Problem to work on: All the data must come back unchanged, except that pictures are left out.
[begin Record excerpts]
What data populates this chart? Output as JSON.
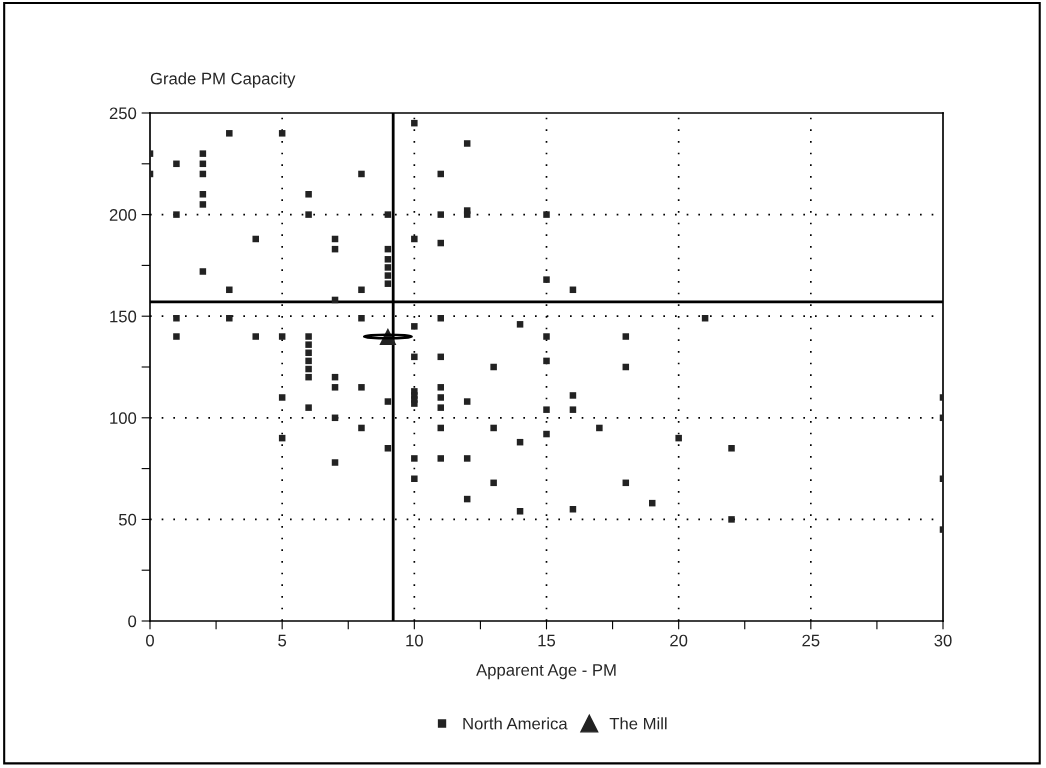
{
  "chart_data": {
    "type": "scatter",
    "ylabel": "Grade PM Capacity",
    "xlabel": "Apparent Age - PM",
    "xlim": [
      0,
      30
    ],
    "ylim": [
      0,
      250
    ],
    "xticks": [
      0,
      {
        "value": 2.5,
        "label": null
      },
      5,
      {
        "value": 7.5,
        "label": null
      },
      10,
      {
        "value": 12.5,
        "label": null
      },
      15,
      {
        "value": 17.5,
        "label": null
      },
      20,
      {
        "value": 22.5,
        "label": null
      },
      25,
      {
        "value": 27.5,
        "label": null
      },
      30
    ],
    "yticks": [
      0,
      {
        "value": 25,
        "label": null
      },
      50,
      {
        "value": 75,
        "label": null
      },
      100,
      {
        "value": 125,
        "label": null
      },
      150,
      {
        "value": 175,
        "label": null
      },
      200,
      {
        "value": 225,
        "label": null
      },
      250
    ],
    "grid": true,
    "legend": "bottom",
    "ref_lines": [
      {
        "axis": "x",
        "value": 9.2,
        "color": "#000000",
        "line_style": "solid"
      },
      {
        "axis": "y",
        "value": 157,
        "color": "#000000",
        "line_style": "solid"
      }
    ],
    "series": [
      {
        "name": "North America",
        "color": "#222222",
        "marker": "square",
        "x": [
          0,
          0,
          1,
          1,
          1,
          1,
          2,
          2,
          2,
          2,
          2,
          2,
          3,
          3,
          3,
          4,
          4,
          5,
          5,
          5,
          5,
          6,
          6,
          6,
          6,
          6,
          6,
          6,
          6,
          6,
          7,
          7,
          7,
          7,
          7,
          7,
          7,
          8,
          8,
          8,
          8,
          8,
          9,
          9,
          9,
          9,
          9,
          9,
          9,
          9,
          10,
          10,
          10,
          10,
          10,
          10,
          10,
          10,
          10,
          10,
          11,
          11,
          11,
          11,
          11,
          11,
          11,
          11,
          11,
          11,
          12,
          12,
          12,
          12,
          12,
          12,
          13,
          13,
          13,
          14,
          14,
          14,
          15,
          15,
          15,
          15,
          15,
          15,
          16,
          16,
          16,
          16,
          17,
          18,
          18,
          18,
          19,
          20,
          21,
          22,
          22,
          30,
          30,
          30,
          30
        ],
        "values": [
          230,
          220,
          225,
          200,
          149,
          140,
          230,
          225,
          220,
          210,
          205,
          172,
          240,
          163,
          149,
          188,
          140,
          240,
          140,
          110,
          90,
          210,
          200,
          140,
          136,
          132,
          128,
          124,
          120,
          105,
          188,
          183,
          158,
          120,
          115,
          100,
          78,
          220,
          163,
          149,
          115,
          95,
          200,
          183,
          178,
          174,
          170,
          166,
          108,
          85,
          245,
          188,
          145,
          130,
          113,
          111,
          109,
          107,
          80,
          70,
          220,
          200,
          186,
          149,
          130,
          115,
          110,
          105,
          95,
          80,
          235,
          202,
          200,
          108,
          80,
          60,
          125,
          95,
          68,
          146,
          88,
          54,
          200,
          168,
          140,
          128,
          104,
          92,
          163,
          111,
          104,
          55,
          95,
          140,
          125,
          68,
          58,
          90,
          149,
          85,
          50,
          110,
          100,
          70,
          45
        ]
      },
      {
        "name": "The Mill",
        "color": "#222222",
        "marker": "triangle",
        "x": [
          9
        ],
        "values": [
          140
        ]
      }
    ]
  }
}
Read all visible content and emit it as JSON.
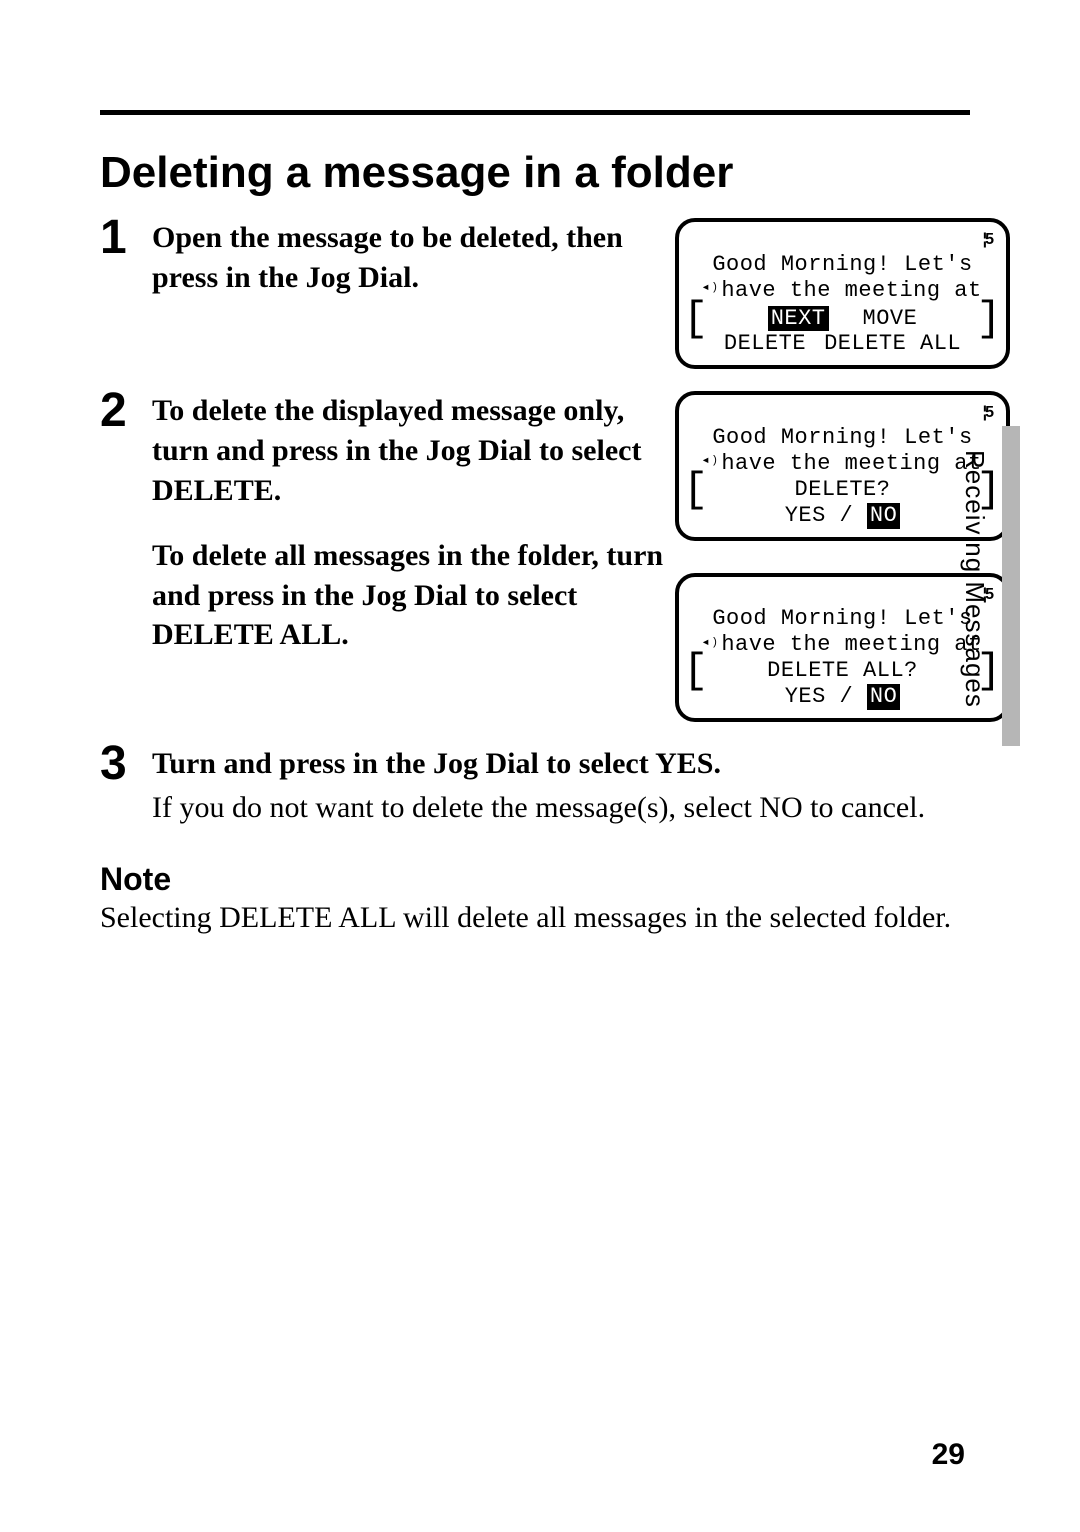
{
  "page": {
    "title": "Deleting a message in a folder",
    "number": "29",
    "side_tab": "Receiving Messages",
    "colors": {
      "text": "#000000",
      "background": "#ffffff",
      "side_bar": "#b6b6b6"
    }
  },
  "steps": {
    "s1": {
      "num": "1",
      "text": "Open the message to be deleted, then press in the Jog Dial."
    },
    "s2": {
      "num": "2",
      "text_a": "To delete the displayed message only, turn and press in the Jog Dial to select DELETE.",
      "text_b": "To delete all messages in the folder, turn and press in the Jog Dial to select DELETE ALL."
    },
    "s3": {
      "num": "3",
      "text": "Turn and press in the Jog Dial to select YES.",
      "note": "If you do not want to delete the message(s), select NO to cancel."
    }
  },
  "note": {
    "heading": "Note",
    "body": "Selecting DELETE ALL will delete all messages in the selected folder."
  },
  "screens": {
    "common": {
      "count_glyph": "¦5",
      "msg_line1": "Good Morning! Let's",
      "msg_line2": "have the meeting at"
    },
    "screen1": {
      "menu_next": "NEXT",
      "menu_move": "MOVE",
      "menu_delete": "DELETE",
      "menu_delete_all": "DELETE ALL"
    },
    "screen2": {
      "prompt": "DELETE?",
      "yes": "YES",
      "sep": " / ",
      "no": "NO"
    },
    "screen3": {
      "prompt": "DELETE ALL?",
      "yes": "YES",
      "sep": " / ",
      "no": "NO"
    }
  }
}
[end Record excerpts]
Expected answer:
What data populates this chart? Output as JSON.
{
  "chart_data": {
    "type": "scatter",
    "ylabel": "Grade PM Capacity",
    "xlabel": "Apparent Age - PM",
    "xlim": [
      0,
      30
    ],
    "ylim": [
      0,
      250
    ],
    "xticks": [
      0,
      {
        "value": 2.5,
        "label": null
      },
      5,
      {
        "value": 7.5,
        "label": null
      },
      10,
      {
        "value": 12.5,
        "label": null
      },
      15,
      {
        "value": 17.5,
        "label": null
      },
      20,
      {
        "value": 22.5,
        "label": null
      },
      25,
      {
        "value": 27.5,
        "label": null
      },
      30
    ],
    "yticks": [
      0,
      {
        "value": 25,
        "label": null
      },
      50,
      {
        "value": 75,
        "label": null
      },
      100,
      {
        "value": 125,
        "label": null
      },
      150,
      {
        "value": 175,
        "label": null
      },
      200,
      {
        "value": 225,
        "label": null
      },
      250
    ],
    "grid": true,
    "legend": "bottom",
    "ref_lines": [
      {
        "axis": "x",
        "value": 9.2,
        "color": "#000000",
        "line_style": "solid"
      },
      {
        "axis": "y",
        "value": 157,
        "color": "#000000",
        "line_style": "solid"
      }
    ],
    "series": [
      {
        "name": "North America",
        "color": "#222222",
        "marker": "square",
        "x": [
          0,
          0,
          1,
          1,
          1,
          1,
          2,
          2,
          2,
          2,
          2,
          2,
          3,
          3,
          3,
          4,
          4,
          5,
          5,
          5,
          5,
          6,
          6,
          6,
          6,
          6,
          6,
          6,
          6,
          6,
          7,
          7,
          7,
          7,
          7,
          7,
          7,
          8,
          8,
          8,
          8,
          8,
          9,
          9,
          9,
          9,
          9,
          9,
          9,
          9,
          10,
          10,
          10,
          10,
          10,
          10,
          10,
          10,
          10,
          10,
          11,
          11,
          11,
          11,
          11,
          11,
          11,
          11,
          11,
          11,
          12,
          12,
          12,
          12,
          12,
          12,
          13,
          13,
          13,
          14,
          14,
          14,
          15,
          15,
          15,
          15,
          15,
          15,
          16,
          16,
          16,
          16,
          17,
          18,
          18,
          18,
          19,
          20,
          21,
          22,
          22,
          30,
          30,
          30,
          30
        ],
        "values": [
          230,
          220,
          225,
          200,
          149,
          140,
          230,
          225,
          220,
          210,
          205,
          172,
          240,
          163,
          149,
          188,
          140,
          240,
          140,
          110,
          90,
          210,
          200,
          140,
          136,
          132,
          128,
          124,
          120,
          105,
          188,
          183,
          158,
          120,
          115,
          100,
          78,
          220,
          163,
          149,
          115,
          95,
          200,
          183,
          178,
          174,
          170,
          166,
          108,
          85,
          245,
          188,
          145,
          130,
          113,
          111,
          109,
          107,
          80,
          70,
          220,
          200,
          186,
          149,
          130,
          115,
          110,
          105,
          95,
          80,
          235,
          202,
          200,
          108,
          80,
          60,
          125,
          95,
          68,
          146,
          88,
          54,
          200,
          168,
          140,
          128,
          104,
          92,
          163,
          111,
          104,
          55,
          95,
          140,
          125,
          68,
          58,
          90,
          149,
          85,
          50,
          110,
          100,
          70,
          45
        ]
      },
      {
        "name": "The Mill",
        "color": "#222222",
        "marker": "triangle",
        "x": [
          9
        ],
        "values": [
          140
        ]
      }
    ]
  }
}
Read all visible content and emit it as JSON.
{
  "page": {
    "title": "Deleting a message in a folder",
    "number": "29",
    "side_tab": "Receiving Messages",
    "colors": {
      "text": "#000000",
      "background": "#ffffff",
      "side_bar": "#b6b6b6"
    }
  },
  "steps": {
    "s1": {
      "num": "1",
      "text": "Open the message to be deleted, then press in the Jog Dial."
    },
    "s2": {
      "num": "2",
      "text_a": "To delete the displayed message only, turn and press in the Jog Dial to select DELETE.",
      "text_b": "To delete all messages in the folder, turn and press in the Jog Dial to select DELETE ALL."
    },
    "s3": {
      "num": "3",
      "text": "Turn and press in the Jog Dial to select YES.",
      "note": "If you do not want to delete the message(s), select NO to cancel."
    }
  },
  "note": {
    "heading": "Note",
    "body": "Selecting DELETE ALL will delete all messages in the selected folder."
  },
  "screens": {
    "common": {
      "count_glyph": "¦5",
      "msg_line1": "Good Morning! Let's",
      "msg_line2": "have the meeting at"
    },
    "screen1": {
      "menu_next": "NEXT",
      "menu_move": "MOVE",
      "menu_delete": "DELETE",
      "menu_delete_all": "DELETE ALL"
    },
    "screen2": {
      "prompt": "DELETE?",
      "yes": "YES",
      "sep": " / ",
      "no": "NO"
    },
    "screen3": {
      "prompt": "DELETE ALL?",
      "yes": "YES",
      "sep": " / ",
      "no": "NO"
    }
  }
}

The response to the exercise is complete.